> **INPUT FOR THIS TASK**:
....................

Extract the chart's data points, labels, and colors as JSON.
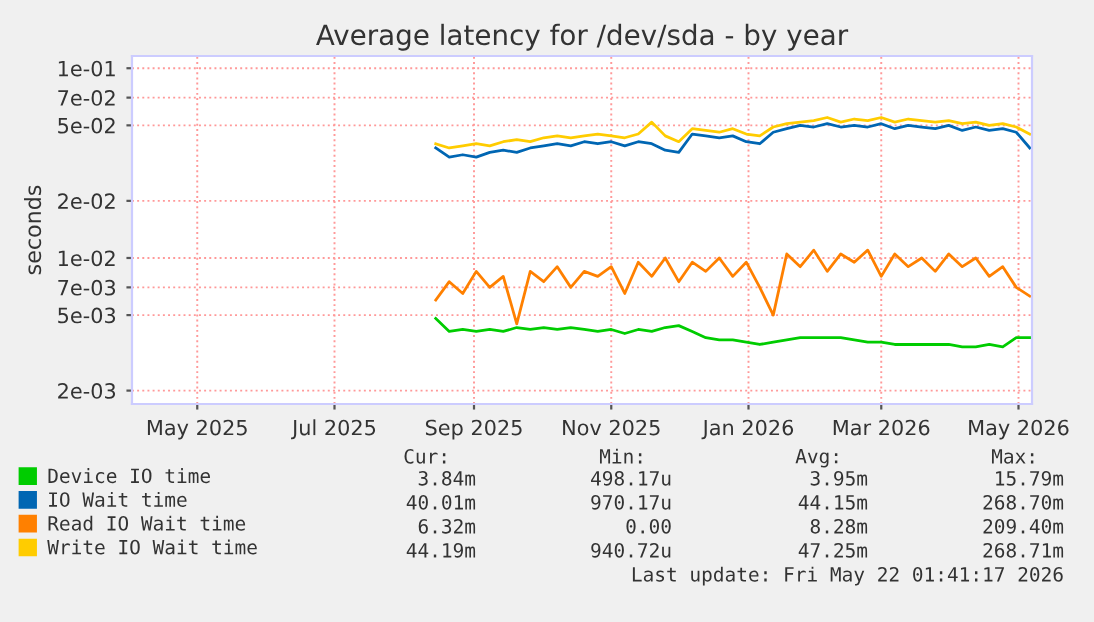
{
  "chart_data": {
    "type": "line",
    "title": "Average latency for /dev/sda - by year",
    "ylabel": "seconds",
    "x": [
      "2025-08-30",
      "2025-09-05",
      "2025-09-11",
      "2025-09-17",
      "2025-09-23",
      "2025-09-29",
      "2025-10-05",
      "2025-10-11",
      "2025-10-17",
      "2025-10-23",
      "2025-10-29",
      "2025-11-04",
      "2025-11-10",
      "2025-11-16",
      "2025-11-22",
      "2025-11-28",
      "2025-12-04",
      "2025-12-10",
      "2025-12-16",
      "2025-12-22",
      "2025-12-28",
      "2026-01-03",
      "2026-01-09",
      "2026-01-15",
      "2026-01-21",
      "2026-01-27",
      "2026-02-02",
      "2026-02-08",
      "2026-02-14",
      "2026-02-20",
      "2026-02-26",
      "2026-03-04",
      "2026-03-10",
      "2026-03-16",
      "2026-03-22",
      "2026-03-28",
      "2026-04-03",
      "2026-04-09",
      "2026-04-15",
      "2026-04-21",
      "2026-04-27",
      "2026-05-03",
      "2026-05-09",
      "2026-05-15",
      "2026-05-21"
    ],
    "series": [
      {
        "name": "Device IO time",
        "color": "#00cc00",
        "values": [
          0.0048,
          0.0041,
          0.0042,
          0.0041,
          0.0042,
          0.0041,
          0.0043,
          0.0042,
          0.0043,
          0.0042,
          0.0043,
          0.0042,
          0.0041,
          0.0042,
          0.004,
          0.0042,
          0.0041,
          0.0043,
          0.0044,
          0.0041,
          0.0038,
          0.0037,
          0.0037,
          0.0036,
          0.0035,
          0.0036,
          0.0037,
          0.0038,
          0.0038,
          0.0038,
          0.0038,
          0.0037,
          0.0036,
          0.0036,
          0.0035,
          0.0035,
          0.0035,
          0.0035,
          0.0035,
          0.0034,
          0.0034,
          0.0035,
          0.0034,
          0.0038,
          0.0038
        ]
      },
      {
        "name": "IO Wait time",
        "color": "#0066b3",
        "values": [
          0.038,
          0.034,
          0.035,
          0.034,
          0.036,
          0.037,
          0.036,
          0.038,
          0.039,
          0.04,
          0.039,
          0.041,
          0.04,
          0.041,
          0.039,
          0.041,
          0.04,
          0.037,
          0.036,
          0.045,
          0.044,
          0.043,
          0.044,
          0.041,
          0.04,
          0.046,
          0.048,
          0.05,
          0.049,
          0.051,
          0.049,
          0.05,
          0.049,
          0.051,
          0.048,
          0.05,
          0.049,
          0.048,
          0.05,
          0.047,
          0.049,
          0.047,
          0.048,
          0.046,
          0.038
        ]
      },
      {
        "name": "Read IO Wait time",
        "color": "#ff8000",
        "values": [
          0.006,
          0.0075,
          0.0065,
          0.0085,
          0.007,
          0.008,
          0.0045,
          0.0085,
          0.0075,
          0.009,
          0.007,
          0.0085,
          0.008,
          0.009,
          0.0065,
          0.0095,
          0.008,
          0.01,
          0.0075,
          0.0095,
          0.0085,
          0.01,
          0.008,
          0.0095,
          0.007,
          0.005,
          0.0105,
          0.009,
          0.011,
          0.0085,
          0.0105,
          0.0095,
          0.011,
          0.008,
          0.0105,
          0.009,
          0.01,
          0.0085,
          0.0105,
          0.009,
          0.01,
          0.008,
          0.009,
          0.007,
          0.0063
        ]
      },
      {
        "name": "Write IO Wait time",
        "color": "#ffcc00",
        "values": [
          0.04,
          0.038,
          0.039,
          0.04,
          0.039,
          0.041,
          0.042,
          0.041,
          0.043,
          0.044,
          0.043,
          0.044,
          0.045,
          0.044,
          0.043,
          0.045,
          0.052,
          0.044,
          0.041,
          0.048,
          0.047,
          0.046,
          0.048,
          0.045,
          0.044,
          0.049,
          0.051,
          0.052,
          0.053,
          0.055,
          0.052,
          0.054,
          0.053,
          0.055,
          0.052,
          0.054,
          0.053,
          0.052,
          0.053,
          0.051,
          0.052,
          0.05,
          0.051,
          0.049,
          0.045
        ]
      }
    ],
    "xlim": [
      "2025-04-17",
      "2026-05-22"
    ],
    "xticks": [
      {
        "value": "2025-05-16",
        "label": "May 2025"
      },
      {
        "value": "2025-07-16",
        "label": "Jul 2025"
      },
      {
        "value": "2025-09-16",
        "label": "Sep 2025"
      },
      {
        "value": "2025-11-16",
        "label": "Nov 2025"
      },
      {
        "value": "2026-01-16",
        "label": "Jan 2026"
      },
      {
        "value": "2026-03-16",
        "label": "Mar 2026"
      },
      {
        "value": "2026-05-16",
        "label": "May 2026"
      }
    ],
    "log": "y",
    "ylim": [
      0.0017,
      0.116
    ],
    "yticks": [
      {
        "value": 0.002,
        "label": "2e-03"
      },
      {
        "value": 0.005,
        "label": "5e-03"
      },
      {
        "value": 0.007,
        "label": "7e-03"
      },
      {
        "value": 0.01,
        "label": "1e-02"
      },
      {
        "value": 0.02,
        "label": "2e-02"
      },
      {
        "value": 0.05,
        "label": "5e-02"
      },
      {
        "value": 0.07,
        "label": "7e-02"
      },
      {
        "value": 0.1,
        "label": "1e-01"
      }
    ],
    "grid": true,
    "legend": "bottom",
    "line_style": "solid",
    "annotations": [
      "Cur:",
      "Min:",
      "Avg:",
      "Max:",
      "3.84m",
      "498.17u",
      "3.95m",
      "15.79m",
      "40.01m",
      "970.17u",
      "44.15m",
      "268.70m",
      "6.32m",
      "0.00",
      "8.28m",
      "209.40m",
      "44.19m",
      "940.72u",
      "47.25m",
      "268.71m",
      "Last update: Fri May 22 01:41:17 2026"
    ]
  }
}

....................

> **WORK REQUIRED**: Count the lines above that contain the word "time". Give only the number.

> **OUTPUT BELOW**: 4